Your goal: Your task is to repeat the listing exactly.

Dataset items
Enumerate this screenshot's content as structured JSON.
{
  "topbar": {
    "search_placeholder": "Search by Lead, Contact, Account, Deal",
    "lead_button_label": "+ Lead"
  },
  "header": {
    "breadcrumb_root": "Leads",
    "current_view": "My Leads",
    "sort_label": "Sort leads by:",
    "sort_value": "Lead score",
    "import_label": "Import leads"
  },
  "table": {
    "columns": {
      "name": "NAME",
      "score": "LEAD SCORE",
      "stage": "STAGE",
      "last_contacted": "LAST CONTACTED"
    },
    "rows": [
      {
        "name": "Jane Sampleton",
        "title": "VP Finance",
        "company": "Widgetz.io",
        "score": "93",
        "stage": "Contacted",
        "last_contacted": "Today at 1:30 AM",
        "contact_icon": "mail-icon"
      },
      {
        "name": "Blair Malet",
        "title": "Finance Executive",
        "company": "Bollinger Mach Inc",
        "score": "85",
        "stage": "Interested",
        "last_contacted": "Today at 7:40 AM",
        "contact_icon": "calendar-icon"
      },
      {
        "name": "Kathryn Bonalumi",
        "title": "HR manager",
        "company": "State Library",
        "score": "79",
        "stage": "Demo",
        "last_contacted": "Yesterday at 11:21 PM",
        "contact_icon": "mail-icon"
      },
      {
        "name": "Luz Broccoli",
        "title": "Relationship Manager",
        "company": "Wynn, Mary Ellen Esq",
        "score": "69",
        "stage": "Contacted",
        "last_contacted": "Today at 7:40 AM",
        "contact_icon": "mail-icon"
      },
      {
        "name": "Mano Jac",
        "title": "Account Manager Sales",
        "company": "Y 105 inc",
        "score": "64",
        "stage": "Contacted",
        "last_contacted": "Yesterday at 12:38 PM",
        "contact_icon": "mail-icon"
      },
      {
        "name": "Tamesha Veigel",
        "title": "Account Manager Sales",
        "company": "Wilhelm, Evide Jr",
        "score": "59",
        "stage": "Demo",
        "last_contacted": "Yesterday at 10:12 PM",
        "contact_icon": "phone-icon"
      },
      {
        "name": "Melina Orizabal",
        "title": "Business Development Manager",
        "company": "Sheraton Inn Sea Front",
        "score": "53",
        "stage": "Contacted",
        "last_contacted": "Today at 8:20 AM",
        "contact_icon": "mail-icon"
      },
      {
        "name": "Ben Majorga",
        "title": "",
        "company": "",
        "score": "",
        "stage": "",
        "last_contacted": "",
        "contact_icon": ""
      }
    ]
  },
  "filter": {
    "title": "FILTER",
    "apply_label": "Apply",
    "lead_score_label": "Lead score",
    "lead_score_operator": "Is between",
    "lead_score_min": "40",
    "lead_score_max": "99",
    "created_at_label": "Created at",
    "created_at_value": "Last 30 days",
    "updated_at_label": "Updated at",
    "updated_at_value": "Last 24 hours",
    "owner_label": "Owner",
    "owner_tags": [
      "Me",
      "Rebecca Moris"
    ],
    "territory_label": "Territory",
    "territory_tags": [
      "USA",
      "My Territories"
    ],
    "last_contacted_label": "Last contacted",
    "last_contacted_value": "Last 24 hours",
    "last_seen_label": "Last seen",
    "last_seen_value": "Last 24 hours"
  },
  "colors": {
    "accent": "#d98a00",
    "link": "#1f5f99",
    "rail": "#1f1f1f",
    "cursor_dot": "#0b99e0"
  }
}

Task result:
Enumerate this screenshot's content as structured JSON.
{
  "topbar": {
    "search_placeholder": "Search by Lead, Contact, Account, Deal",
    "lead_button_label": "+ Lead"
  },
  "header": {
    "breadcrumb_root": "Leads",
    "current_view": "My Leads",
    "sort_label": "Sort leads by:",
    "sort_value": "Lead score",
    "import_label": "Import leads"
  },
  "table": {
    "columns": {
      "name": "NAME",
      "score": "LEAD SCORE",
      "stage": "STAGE",
      "last_contacted": "LAST CONTACTED"
    },
    "rows": [
      {
        "name": "Jane Sampleton",
        "title": "VP Finance",
        "company": "Widgetz.io",
        "score": "93",
        "stage": "Contacted",
        "last_contacted": "Today at 1:30 AM",
        "contact_icon": "mail-icon"
      },
      {
        "name": "Blair Malet",
        "title": "Finance Executive",
        "company": "Bollinger Mach Inc",
        "score": "85",
        "stage": "Interested",
        "last_contacted": "Today at 7:40 AM",
        "contact_icon": "calendar-icon"
      },
      {
        "name": "Kathryn Bonalumi",
        "title": "HR manager",
        "company": "State Library",
        "score": "79",
        "stage": "Demo",
        "last_contacted": "Yesterday at 11:21 PM",
        "contact_icon": "mail-icon"
      },
      {
        "name": "Luz Broccoli",
        "title": "Relationship Manager",
        "company": "Wynn, Mary Ellen Esq",
        "score": "69",
        "stage": "Contacted",
        "last_contacted": "Today at 7:40 AM",
        "contact_icon": "mail-icon"
      },
      {
        "name": "Mano Jac",
        "title": "Account Manager Sales",
        "company": "Y 105 inc",
        "score": "64",
        "stage": "Contacted",
        "last_contacted": "Yesterday at 12:38 PM",
        "contact_icon": "mail-icon"
      },
      {
        "name": "Tamesha Veigel",
        "title": "Account Manager Sales",
        "company": "Wilhelm, Evide Jr",
        "score": "59",
        "stage": "Demo",
        "last_contacted": "Yesterday at 10:12 PM",
        "contact_icon": "phone-icon"
      },
      {
        "name": "Melina Orizabal",
        "title": "Business Development Manager",
        "company": "Sheraton Inn Sea Front",
        "score": "53",
        "stage": "Contacted",
        "last_contacted": "Today at 8:20 AM",
        "contact_icon": "mail-icon"
      },
      {
        "name": "Ben Majorga",
        "title": "",
        "company": "",
        "score": "",
        "stage": "",
        "last_contacted": "",
        "contact_icon": ""
      }
    ]
  },
  "filter": {
    "title": "FILTER",
    "apply_label": "Apply",
    "lead_score_label": "Lead score",
    "lead_score_operator": "Is between",
    "lead_score_min": "40",
    "lead_score_max": "99",
    "created_at_label": "Created at",
    "created_at_value": "Last 30 days",
    "updated_at_label": "Updated at",
    "updated_at_value": "Last 24 hours",
    "owner_label": "Owner",
    "owner_tags": [
      "Me",
      "Rebecca Moris"
    ],
    "territory_label": "Territory",
    "territory_tags": [
      "USA",
      "My Territories"
    ],
    "last_contacted_label": "Last contacted",
    "last_contacted_value": "Last 24 hours",
    "last_seen_label": "Last seen",
    "last_seen_value": "Last 24 hours"
  },
  "colors": {
    "accent": "#d98a00",
    "link": "#1f5f99",
    "rail": "#1f1f1f",
    "cursor_dot": "#0b99e0"
  }
}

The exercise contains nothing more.